» **WHAT IS NEEDED**: Lines containing the word "Bình" are to be located and copied.

═══ EXTRACTED DATA ═══

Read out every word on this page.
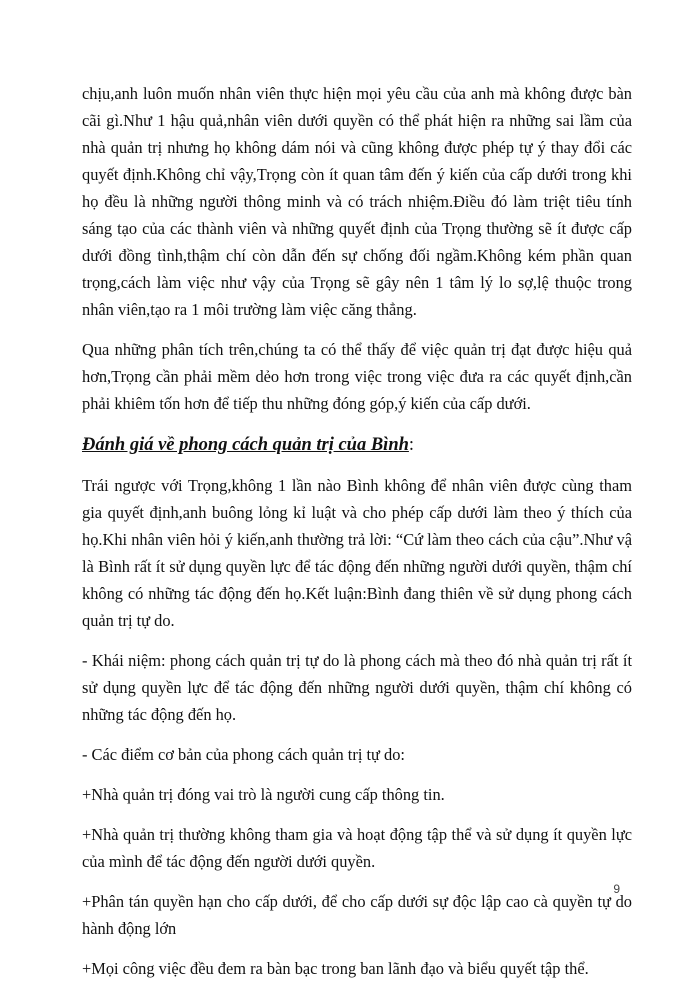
chịu,anh luôn muốn nhân viên thực hiện mọi yêu cầu của anh mà không được bàn cãi gì.Như 1 hậu quả,nhân viên dưới quyền có thể phát hiện ra những sai lầm của nhà quản trị nhưng họ không dám nói và cũng không được phép tự ý thay đổi các quyết định.Không chỉ vậy,Trọng còn ít quan tâm đến ý kiến của cấp dưới trong khi họ đều là những người thông minh và có trách nhiệm.Điều đó làm triệt tiêu tính sáng tạo của các thành viên và những quyết định của Trọng thường sẽ ít được cấp dưới đồng tình,thậm chí còn dẫn đến sự chống đối ngầm.Không kém phần quan trọng,cách làm việc như vậy của Trọng sẽ gây nên 1 tâm lý lo sợ,lệ thuộc trong nhân viên,tạo ra 1 môi trường làm việc căng thẳng.

Qua những phân tích trên,chúng ta có thể thấy để việc quản trị đạt được hiệu quả hơn,Trọng cần phải mềm dẻo hơn trong việc trong việc đưa ra các quyết định,cần phải khiêm tốn hơn để tiếp thu những đóng góp,ý kiến của cấp dưới.

Đánh giá về phong cách quản trị của Bình:

Trái ngược với Trọng,không 1 lần nào Bình không để nhân viên được cùng tham gia quyết định,anh buông lỏng kỉ luật và cho phép cấp dưới làm theo ý thích của họ.Khi nhân viên hỏi ý kiến,anh thường trả lời: “Cứ làm theo cách của cậu”.Như vậ là Bình rất ít sử dụng quyền lực để tác động đến những người dưới quyền, thậm chí không có những tác động đến họ.Kết luận:Bình đang thiên về sử dụng phong cách quản trị tự do.

- Khái niệm: phong cách quản trị tự do là phong cách mà theo đó nhà quản trị rất ít sử dụng quyền lực để tác động đến những người dưới quyền, thậm chí không có những tác động đến họ.

- Các điểm cơ bản của phong cách quản trị tự do:

+Nhà quản trị đóng vai trò là người cung cấp thông tin.

+Nhà quản trị thường không tham gia và hoạt động tập thể và sử dụng ít quyền lực của mình để tác động đến người dưới quyền.

+Phân tán quyền hạn cho cấp dưới, để cho cấp dưới sự độc lập cao cà quyền tự do hành động lớn

+Mọi công việc đều đem ra bàn bạc trong ban lãnh đạo và biểu quyết tập thể.

9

═══

» **WRITTEN ANSWER**:
Đánh giá về phong cách quản trị của Bình:
Trái ngược với Trọng,không 1 lần nào Bình không để nhân viên được cùng tham gia quyết định,anh buông lỏng kỉ luật và cho phép cấp dưới làm theo ý thích của họ.Khi nhân viên hỏi ý kiến,anh thường trả lời: “Cứ làm theo cách của cậu”.Như vậ là Bình rất ít sử dụng quyền lực để tác động đến những người dưới quyền, thậm chí không có những tác động đến họ.Kết luận:Bình đang thiên về sử dụng phong cách quản trị tự do.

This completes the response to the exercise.